- **Records provided**
--*--
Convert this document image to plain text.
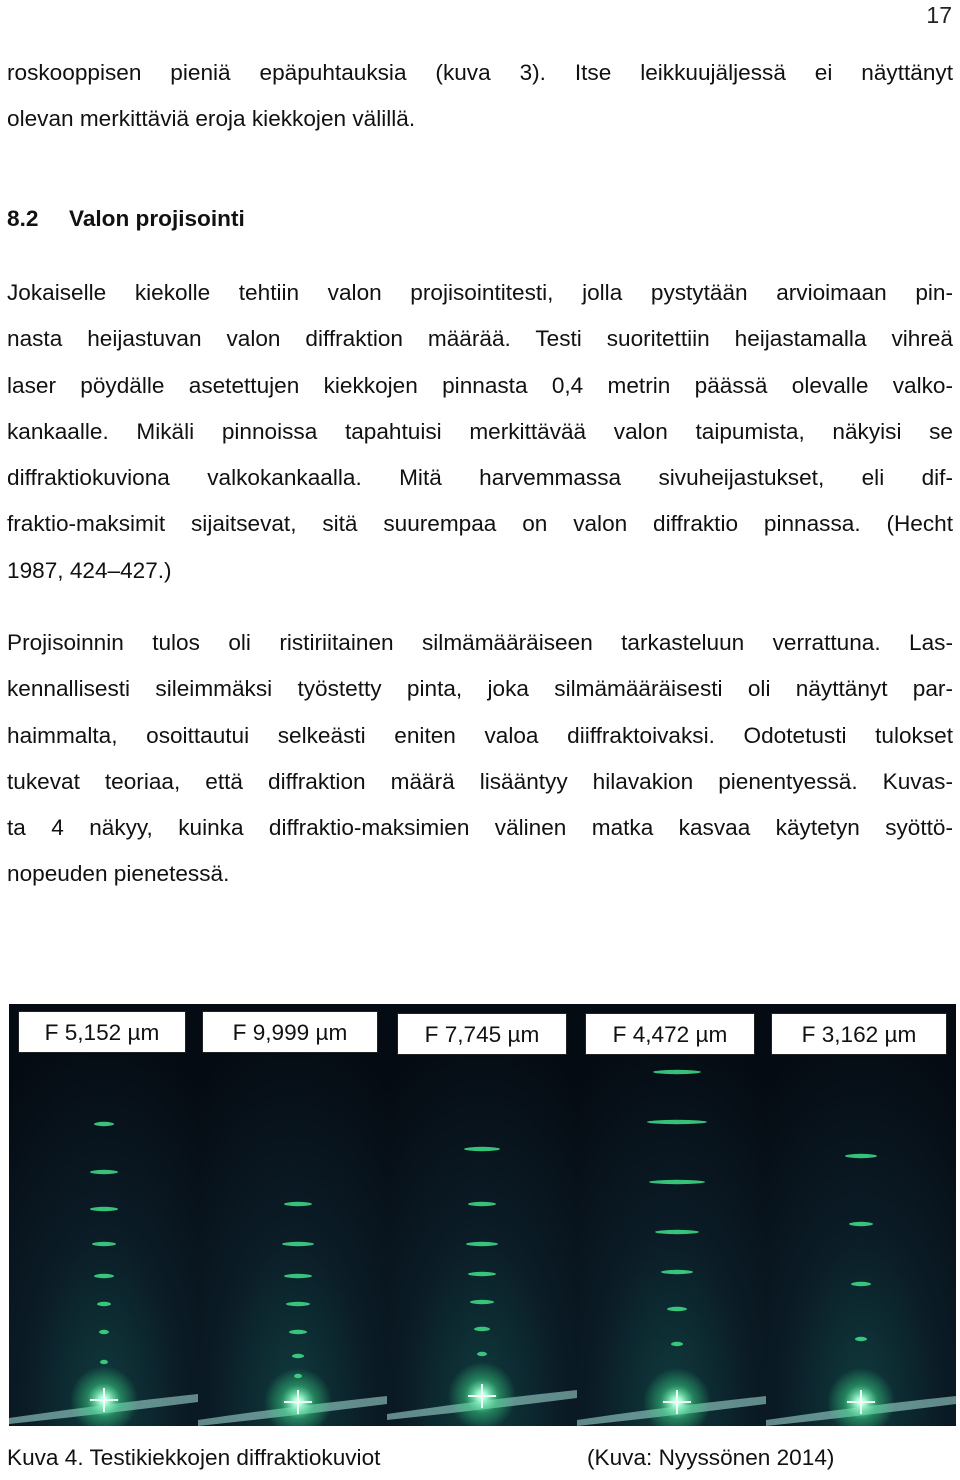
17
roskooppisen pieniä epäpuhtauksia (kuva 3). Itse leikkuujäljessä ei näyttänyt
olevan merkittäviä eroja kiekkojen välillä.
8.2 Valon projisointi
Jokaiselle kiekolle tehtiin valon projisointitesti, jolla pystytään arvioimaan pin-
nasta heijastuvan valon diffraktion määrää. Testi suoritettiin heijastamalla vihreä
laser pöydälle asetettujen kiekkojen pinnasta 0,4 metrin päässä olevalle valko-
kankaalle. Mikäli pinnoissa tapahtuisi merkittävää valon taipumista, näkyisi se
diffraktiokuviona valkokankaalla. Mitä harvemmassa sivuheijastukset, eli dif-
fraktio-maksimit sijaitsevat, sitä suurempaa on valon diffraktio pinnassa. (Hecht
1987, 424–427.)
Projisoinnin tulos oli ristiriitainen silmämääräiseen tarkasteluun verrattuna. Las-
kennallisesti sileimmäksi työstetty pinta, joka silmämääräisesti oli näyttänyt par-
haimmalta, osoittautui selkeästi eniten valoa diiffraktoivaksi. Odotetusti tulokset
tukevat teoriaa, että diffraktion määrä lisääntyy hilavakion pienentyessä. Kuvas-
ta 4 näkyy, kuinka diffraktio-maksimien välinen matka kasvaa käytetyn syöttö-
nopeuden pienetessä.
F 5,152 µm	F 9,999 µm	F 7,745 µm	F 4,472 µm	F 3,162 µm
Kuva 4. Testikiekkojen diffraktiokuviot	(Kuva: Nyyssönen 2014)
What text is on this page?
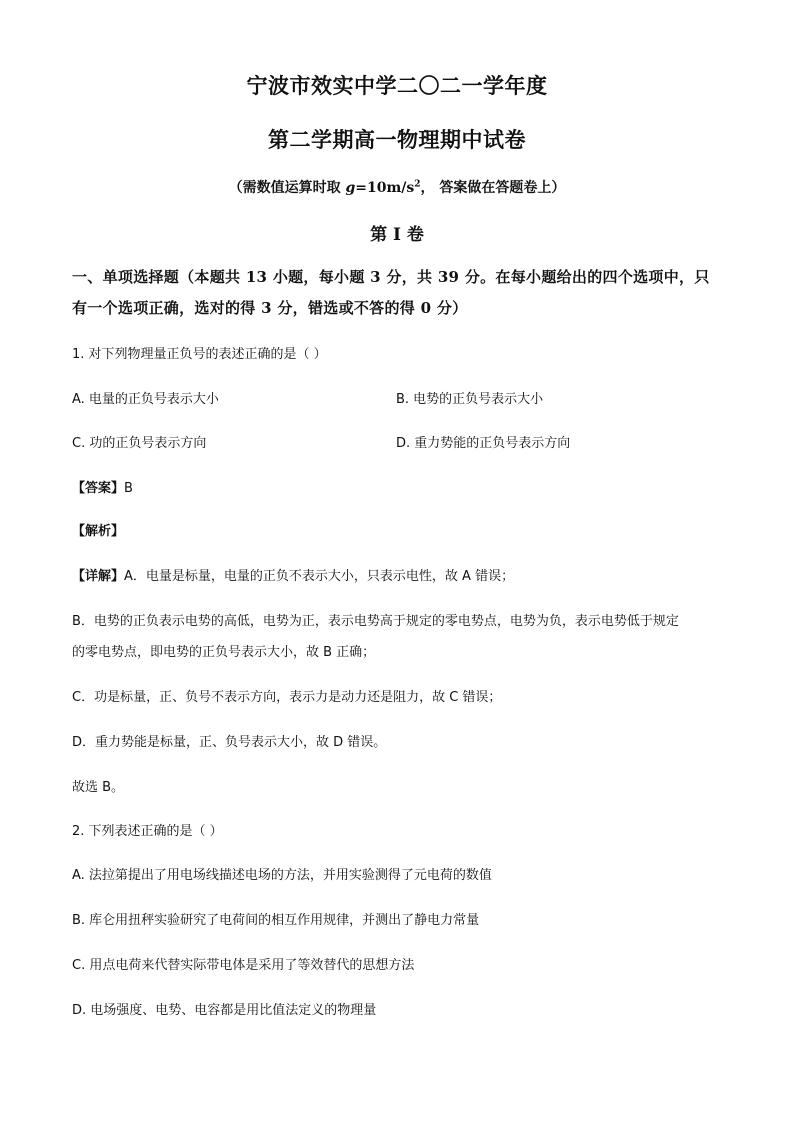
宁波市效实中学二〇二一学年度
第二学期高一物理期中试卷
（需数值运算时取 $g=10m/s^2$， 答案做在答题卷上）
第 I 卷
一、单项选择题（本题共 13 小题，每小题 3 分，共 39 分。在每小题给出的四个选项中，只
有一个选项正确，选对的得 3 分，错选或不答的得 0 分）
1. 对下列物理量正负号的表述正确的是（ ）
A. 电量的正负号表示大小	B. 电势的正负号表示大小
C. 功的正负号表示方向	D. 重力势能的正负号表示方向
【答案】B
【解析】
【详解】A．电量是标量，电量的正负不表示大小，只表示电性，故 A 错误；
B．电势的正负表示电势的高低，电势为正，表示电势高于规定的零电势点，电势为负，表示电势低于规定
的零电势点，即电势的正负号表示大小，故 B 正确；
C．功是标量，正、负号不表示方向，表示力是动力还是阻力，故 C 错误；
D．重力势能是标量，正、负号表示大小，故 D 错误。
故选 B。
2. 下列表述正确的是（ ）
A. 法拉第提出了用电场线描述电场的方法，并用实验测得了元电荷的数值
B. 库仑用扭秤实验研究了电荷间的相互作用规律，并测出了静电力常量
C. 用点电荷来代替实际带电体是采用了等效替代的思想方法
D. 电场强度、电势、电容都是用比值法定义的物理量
--*--
- **Your task**
Beginning at the line that contains "What text is on this page?", give the remaining lines of the records again exactly, through the last one. Leave out pictures.

- **Task solution**
What text is on this page?
宁波市效实中学二〇二一学年度
第二学期高一物理期中试卷
（需数值运算时取 $g=10m/s^2$， 答案做在答题卷上）
第 I 卷
一、单项选择题（本题共 13 小题，每小题 3 分，共 39 分。在每小题给出的四个选项中，只
有一个选项正确，选对的得 3 分，错选或不答的得 0 分）
1. 对下列物理量正负号的表述正确的是（ ）
A. 电量的正负号表示大小	B. 电势的正负号表示大小
C. 功的正负号表示方向	D. 重力势能的正负号表示方向
【答案】B
【解析】
【详解】A．电量是标量，电量的正负不表示大小，只表示电性，故 A 错误；
B．电势的正负表示电势的高低，电势为正，表示电势高于规定的零电势点，电势为负，表示电势低于规定
的零电势点，即电势的正负号表示大小，故 B 正确；
C．功是标量，正、负号不表示方向，表示力是动力还是阻力，故 C 错误；
D．重力势能是标量，正、负号表示大小，故 D 错误。
故选 B。
2. 下列表述正确的是（ ）
A. 法拉第提出了用电场线描述电场的方法，并用实验测得了元电荷的数值
B. 库仑用扭秤实验研究了电荷间的相互作用规律，并测出了静电力常量
C. 用点电荷来代替实际带电体是采用了等效替代的思想方法
D. 电场强度、电势、电容都是用比值法定义的物理量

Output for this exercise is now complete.